Directive: Find every line in the records that holds the string "Konarskiego". Copy each one.
(begin)
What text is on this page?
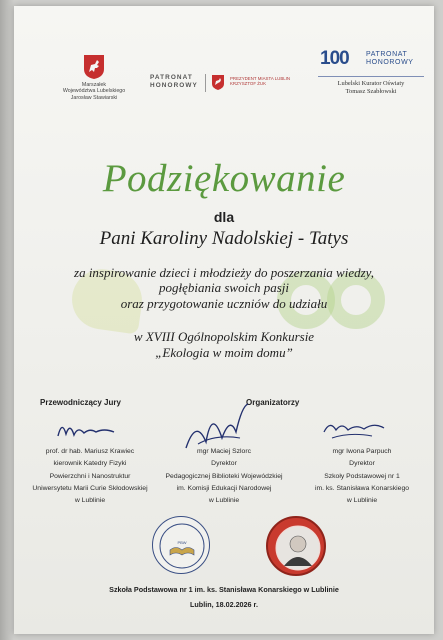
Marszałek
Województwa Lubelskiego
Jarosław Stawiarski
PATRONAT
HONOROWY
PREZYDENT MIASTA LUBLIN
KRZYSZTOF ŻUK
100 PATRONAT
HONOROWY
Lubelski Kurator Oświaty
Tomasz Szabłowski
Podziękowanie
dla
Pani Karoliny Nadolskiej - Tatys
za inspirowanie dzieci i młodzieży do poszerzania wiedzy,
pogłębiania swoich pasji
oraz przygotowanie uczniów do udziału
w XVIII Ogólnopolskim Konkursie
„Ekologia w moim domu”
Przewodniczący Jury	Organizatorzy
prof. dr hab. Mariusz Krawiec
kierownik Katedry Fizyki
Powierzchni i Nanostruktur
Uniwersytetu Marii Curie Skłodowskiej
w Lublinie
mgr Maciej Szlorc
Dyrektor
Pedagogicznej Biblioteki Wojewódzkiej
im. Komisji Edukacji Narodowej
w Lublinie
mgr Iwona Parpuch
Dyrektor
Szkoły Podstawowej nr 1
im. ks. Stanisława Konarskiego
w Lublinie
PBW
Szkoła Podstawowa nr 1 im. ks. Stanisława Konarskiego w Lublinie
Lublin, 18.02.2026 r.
(end)
(begin)
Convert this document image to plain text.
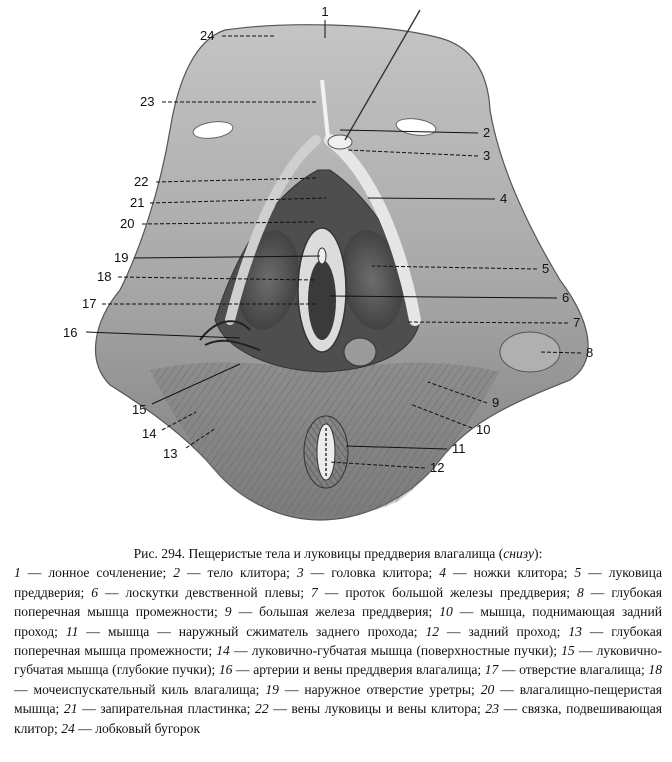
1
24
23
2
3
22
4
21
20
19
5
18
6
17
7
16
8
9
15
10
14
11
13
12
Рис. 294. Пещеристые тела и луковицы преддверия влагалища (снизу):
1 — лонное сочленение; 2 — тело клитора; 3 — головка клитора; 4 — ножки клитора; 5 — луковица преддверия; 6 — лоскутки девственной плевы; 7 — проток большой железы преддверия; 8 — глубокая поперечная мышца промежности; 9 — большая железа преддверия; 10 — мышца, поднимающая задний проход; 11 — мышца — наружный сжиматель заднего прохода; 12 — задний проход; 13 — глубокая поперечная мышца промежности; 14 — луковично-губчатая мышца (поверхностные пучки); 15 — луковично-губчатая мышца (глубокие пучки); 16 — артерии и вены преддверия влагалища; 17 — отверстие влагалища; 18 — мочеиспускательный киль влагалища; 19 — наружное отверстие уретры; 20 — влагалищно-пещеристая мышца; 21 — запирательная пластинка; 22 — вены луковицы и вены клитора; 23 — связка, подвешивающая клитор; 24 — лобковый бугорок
(end)
Written reply:
im. ks. Stanisława Konarskiego
Szkoła Podstawowa nr 1 im. ks. Stanisława Konarskiego w Lublinie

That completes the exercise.